[Collected data]

>>>

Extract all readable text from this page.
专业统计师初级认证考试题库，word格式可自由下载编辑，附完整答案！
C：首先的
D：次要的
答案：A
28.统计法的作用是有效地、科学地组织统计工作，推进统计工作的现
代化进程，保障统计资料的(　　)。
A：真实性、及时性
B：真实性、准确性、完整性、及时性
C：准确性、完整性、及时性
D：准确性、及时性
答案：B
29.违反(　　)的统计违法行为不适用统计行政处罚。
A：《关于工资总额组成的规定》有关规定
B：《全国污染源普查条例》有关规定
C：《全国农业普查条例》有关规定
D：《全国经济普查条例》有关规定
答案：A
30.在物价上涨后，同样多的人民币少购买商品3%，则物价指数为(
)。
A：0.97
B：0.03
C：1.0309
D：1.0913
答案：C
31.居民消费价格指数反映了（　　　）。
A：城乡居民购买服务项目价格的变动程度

<<<

TO BE DONE: Repeat each record exactly, leaving nothing out.

ANSWER TO THIS PROBLEM:
Extract all readable text from this page.
专业统计师初级认证考试题库，word格式可自由下载编辑，附完整答案！
C：首先的
D：次要的
答案：A
28.统计法的作用是有效地、科学地组织统计工作，推进统计工作的现
代化进程，保障统计资料的(　　)。
A：真实性、及时性
B：真实性、准确性、完整性、及时性
C：准确性、完整性、及时性
D：准确性、及时性
答案：B
29.违反(　　)的统计违法行为不适用统计行政处罚。
A：《关于工资总额组成的规定》有关规定
B：《全国污染源普查条例》有关规定
C：《全国农业普查条例》有关规定
D：《全国经济普查条例》有关规定
答案：A
30.在物价上涨后，同样多的人民币少购买商品3%，则物价指数为(
)。
A：0.97
B：0.03
C：1.0309
D：1.0913
答案：C
31.居民消费价格指数反映了（　　　）。
A：城乡居民购买服务项目价格的变动程度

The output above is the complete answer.